● **GIVEN EXERCISE**
Reproduce each line of the material precisely.

Data items
::::

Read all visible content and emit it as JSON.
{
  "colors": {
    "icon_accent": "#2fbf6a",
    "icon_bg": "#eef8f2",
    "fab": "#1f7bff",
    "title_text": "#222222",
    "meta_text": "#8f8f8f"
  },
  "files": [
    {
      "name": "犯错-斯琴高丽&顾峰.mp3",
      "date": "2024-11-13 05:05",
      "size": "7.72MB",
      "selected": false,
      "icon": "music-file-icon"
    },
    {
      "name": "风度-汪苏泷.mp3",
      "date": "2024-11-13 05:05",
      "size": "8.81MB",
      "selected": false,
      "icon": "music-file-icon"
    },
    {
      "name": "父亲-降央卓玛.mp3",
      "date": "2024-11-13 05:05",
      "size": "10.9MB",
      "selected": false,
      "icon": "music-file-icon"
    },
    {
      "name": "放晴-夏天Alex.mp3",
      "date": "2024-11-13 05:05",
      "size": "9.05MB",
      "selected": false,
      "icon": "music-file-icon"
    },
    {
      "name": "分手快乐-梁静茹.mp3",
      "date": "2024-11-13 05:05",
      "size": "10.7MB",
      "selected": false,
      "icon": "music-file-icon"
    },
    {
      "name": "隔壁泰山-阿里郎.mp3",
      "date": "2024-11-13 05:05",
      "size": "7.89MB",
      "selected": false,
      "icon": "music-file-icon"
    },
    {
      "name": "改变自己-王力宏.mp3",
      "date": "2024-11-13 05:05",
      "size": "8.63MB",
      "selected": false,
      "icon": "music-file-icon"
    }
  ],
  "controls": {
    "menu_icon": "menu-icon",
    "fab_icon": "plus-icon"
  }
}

::::

● **SOLVED PROBLEM**
Read all visible content and emit it as JSON.
{
  "colors": {
    "icon_accent": "#2fbf6a",
    "icon_bg": "#eef8f2",
    "fab": "#1f7bff",
    "title_text": "#222222",
    "meta_text": "#8f8f8f"
  },
  "files": [
    {
      "name": "犯错-斯琴高丽&顾峰.mp3",
      "date": "2024-11-13 05:05",
      "size": "7.72MB",
      "selected": false,
      "icon": "music-file-icon"
    },
    {
      "name": "风度-汪苏泷.mp3",
      "date": "2024-11-13 05:05",
      "size": "8.81MB",
      "selected": false,
      "icon": "music-file-icon"
    },
    {
      "name": "父亲-降央卓玛.mp3",
      "date": "2024-11-13 05:05",
      "size": "10.9MB",
      "selected": false,
      "icon": "music-file-icon"
    },
    {
      "name": "放晴-夏天Alex.mp3",
      "date": "2024-11-13 05:05",
      "size": "9.05MB",
      "selected": false,
      "icon": "music-file-icon"
    },
    {
      "name": "分手快乐-梁静茹.mp3",
      "date": "2024-11-13 05:05",
      "size": "10.7MB",
      "selected": false,
      "icon": "music-file-icon"
    },
    {
      "name": "隔壁泰山-阿里郎.mp3",
      "date": "2024-11-13 05:05",
      "size": "7.89MB",
      "selected": false,
      "icon": "music-file-icon"
    },
    {
      "name": "改变自己-王力宏.mp3",
      "date": "2024-11-13 05:05",
      "size": "8.63MB",
      "selected": false,
      "icon": "music-file-icon"
    }
  ],
  "controls": {
    "menu_icon": "menu-icon",
    "fab_icon": "plus-icon"
  }
}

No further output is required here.